[Extracted data entries]
· · ·
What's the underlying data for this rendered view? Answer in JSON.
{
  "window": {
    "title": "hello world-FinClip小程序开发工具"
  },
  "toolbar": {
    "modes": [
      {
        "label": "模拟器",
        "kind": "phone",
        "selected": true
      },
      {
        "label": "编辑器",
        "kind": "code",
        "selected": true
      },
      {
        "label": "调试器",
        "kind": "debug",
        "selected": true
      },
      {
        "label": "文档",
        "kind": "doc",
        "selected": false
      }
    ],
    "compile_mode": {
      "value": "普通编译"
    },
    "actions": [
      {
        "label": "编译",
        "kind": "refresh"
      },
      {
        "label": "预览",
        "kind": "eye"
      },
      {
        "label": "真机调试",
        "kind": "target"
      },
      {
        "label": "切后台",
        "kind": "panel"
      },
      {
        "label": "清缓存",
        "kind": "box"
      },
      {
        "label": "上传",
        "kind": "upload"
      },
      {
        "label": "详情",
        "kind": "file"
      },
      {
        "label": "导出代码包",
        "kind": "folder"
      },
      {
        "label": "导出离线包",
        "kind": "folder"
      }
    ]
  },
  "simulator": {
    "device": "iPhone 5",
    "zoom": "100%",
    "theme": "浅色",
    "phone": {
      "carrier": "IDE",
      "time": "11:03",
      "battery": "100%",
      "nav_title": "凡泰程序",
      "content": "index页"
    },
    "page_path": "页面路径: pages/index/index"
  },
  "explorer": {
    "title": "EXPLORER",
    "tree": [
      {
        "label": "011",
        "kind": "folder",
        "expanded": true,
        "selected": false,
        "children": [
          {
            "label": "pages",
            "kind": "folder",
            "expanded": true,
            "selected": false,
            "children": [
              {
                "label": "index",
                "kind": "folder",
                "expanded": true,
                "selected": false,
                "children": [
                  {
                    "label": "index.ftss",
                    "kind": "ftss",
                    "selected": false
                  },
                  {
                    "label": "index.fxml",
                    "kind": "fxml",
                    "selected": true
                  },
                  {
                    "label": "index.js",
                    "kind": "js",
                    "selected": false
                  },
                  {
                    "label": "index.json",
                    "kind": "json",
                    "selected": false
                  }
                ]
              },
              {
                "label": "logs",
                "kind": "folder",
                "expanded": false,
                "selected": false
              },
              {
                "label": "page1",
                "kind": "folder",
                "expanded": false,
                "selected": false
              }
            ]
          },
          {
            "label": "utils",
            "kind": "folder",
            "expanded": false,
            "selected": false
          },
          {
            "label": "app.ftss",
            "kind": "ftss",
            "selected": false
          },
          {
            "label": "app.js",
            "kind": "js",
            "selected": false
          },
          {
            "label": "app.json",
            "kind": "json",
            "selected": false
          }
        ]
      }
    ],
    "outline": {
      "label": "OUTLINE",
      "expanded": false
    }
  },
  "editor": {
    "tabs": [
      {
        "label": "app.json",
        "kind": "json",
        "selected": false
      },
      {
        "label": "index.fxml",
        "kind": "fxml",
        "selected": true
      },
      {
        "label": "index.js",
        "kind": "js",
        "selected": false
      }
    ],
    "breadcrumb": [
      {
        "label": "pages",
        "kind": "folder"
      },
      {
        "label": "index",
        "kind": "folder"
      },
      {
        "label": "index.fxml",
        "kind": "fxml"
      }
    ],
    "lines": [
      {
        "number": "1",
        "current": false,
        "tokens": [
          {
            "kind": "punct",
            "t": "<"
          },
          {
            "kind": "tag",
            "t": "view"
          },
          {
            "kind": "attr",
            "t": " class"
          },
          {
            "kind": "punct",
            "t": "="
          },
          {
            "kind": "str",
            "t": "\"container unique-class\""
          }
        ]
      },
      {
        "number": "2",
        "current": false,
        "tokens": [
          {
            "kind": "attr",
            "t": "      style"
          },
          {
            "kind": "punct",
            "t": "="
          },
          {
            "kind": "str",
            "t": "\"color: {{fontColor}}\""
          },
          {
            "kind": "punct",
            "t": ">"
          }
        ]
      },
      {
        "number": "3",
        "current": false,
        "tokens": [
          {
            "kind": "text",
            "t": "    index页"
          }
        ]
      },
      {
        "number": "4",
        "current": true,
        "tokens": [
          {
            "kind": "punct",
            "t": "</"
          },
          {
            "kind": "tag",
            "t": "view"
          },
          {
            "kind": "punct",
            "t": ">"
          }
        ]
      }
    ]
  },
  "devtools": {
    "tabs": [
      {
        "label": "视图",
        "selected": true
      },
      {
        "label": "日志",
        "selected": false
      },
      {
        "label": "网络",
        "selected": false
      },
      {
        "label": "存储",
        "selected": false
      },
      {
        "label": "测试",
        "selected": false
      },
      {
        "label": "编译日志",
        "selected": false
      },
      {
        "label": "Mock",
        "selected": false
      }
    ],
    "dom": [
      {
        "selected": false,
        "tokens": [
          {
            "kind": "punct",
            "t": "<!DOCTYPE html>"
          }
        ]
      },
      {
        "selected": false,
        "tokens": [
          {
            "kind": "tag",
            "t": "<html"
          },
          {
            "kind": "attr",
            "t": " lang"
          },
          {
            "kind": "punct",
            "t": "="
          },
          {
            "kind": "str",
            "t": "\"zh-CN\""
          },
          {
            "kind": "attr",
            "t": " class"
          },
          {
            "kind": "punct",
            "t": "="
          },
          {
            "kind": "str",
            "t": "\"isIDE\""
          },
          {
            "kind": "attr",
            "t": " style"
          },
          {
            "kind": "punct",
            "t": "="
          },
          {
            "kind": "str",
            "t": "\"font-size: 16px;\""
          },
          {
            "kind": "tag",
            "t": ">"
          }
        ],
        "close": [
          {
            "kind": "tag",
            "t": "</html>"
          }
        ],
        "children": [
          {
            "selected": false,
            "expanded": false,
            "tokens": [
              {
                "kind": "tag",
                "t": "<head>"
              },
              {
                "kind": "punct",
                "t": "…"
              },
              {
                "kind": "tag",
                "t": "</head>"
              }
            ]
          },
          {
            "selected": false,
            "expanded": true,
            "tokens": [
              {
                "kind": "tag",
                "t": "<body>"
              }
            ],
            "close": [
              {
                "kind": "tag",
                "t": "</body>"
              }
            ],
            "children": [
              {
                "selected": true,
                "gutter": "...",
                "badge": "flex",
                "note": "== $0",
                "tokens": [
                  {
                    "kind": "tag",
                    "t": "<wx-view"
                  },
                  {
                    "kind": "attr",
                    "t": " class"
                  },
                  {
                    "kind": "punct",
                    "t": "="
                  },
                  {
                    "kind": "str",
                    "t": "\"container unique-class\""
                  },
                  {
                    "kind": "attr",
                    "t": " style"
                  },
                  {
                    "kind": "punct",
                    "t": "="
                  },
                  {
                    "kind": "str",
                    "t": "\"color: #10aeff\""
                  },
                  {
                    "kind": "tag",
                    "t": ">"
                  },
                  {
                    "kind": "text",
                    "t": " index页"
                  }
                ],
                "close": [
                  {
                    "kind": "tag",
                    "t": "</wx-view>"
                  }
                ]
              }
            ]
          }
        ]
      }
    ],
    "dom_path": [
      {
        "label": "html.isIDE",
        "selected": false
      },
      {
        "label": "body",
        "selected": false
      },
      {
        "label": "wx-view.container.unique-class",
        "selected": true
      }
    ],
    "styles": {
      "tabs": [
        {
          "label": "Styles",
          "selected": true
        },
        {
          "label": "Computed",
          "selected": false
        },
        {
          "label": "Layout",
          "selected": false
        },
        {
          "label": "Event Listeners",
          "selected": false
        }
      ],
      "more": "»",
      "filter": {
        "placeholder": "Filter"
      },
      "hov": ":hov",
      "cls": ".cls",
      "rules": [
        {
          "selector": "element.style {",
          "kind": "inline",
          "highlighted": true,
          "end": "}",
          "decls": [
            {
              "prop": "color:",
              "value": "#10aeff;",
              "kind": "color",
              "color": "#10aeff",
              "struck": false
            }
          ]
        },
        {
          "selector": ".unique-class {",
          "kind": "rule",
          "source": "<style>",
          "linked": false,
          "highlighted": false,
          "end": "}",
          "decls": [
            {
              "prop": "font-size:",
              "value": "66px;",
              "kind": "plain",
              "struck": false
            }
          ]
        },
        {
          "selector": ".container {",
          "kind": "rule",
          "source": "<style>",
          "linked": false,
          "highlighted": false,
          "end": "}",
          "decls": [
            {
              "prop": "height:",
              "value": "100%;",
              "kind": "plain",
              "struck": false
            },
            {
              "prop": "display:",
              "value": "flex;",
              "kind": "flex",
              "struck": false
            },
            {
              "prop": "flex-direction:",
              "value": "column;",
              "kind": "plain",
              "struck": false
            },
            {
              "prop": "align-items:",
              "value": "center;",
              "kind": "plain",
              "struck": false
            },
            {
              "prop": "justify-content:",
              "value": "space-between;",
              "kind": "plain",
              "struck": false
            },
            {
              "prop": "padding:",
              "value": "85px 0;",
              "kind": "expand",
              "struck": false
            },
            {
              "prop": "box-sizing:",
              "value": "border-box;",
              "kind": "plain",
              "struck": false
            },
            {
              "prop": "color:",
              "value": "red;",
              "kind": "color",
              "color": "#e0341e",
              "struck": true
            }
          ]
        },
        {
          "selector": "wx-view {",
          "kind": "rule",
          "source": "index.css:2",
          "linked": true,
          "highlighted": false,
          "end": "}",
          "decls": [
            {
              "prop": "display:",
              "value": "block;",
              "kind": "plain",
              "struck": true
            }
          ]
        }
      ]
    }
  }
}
· · ·
WORK TO DO: Find every line that has "container" in it, then return those lines.

IN RESPONSE:
            "t": "\"container unique-class\""
                    "t": "\"container unique-class\""
        "label": "wx-view.container.unique-class",
          "selector": ".container {",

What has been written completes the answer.